WORK TO COMPLETE
Pick out each line of the records in which the word "BELITUNG" appears.

======== EXTRACTED RECORDS

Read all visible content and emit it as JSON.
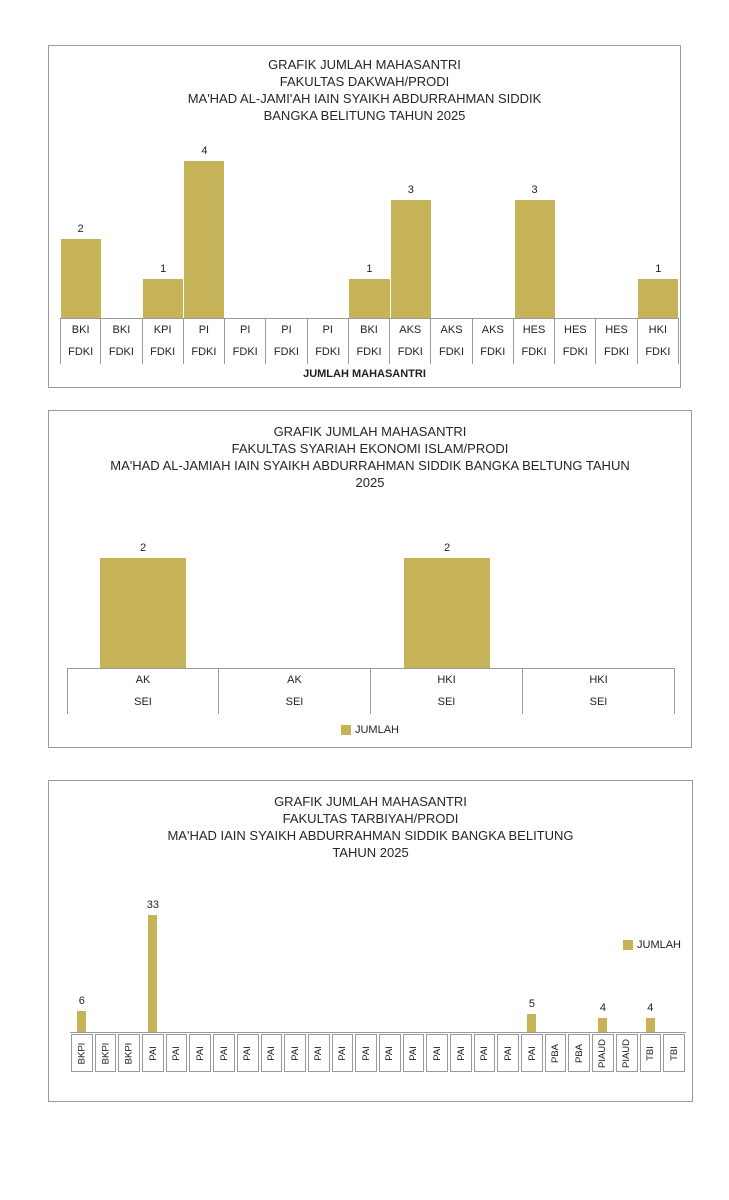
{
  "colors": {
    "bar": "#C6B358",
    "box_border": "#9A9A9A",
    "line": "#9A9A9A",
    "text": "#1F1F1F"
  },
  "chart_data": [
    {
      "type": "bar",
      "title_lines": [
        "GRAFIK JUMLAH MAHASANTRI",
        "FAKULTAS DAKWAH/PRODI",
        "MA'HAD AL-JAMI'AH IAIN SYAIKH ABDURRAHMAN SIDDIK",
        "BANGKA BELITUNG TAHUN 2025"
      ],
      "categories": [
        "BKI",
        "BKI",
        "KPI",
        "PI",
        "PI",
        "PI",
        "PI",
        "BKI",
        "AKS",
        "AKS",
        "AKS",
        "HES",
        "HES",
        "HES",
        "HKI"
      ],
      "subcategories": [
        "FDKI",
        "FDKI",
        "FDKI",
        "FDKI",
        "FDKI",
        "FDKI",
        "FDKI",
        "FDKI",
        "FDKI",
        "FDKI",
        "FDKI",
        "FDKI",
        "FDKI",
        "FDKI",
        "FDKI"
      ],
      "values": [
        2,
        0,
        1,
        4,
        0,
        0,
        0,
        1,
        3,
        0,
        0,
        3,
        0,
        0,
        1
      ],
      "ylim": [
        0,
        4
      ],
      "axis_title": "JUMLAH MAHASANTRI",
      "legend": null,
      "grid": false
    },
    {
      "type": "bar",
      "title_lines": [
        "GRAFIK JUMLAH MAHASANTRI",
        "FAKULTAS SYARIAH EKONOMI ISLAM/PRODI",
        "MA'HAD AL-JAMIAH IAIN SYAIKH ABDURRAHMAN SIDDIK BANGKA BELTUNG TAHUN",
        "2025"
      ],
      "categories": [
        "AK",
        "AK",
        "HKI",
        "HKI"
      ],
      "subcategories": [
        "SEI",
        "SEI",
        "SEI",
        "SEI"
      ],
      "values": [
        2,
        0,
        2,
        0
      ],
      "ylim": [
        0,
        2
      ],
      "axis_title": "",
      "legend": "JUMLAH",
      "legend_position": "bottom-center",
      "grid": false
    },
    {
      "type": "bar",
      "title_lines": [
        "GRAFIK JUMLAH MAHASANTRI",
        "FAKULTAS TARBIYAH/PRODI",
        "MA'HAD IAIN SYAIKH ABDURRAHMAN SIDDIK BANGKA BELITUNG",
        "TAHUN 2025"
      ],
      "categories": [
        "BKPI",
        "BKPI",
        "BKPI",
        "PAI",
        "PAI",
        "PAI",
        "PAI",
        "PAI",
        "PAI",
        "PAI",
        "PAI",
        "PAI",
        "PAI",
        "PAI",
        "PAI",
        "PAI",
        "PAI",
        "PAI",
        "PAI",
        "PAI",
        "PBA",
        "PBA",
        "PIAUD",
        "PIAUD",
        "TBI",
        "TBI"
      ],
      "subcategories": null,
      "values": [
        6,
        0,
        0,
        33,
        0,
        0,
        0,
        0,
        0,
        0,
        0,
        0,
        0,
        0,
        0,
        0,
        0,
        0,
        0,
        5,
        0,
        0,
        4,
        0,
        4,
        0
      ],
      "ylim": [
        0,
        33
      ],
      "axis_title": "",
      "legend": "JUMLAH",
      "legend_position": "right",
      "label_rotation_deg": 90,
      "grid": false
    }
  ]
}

================

SOLUTION TO THE EXERCISE
        "BANGKA BELITUNG TAHUN 2025"
        "MA'HAD IAIN SYAIKH ABDURRAHMAN SIDDIK BANGKA BELITUNG",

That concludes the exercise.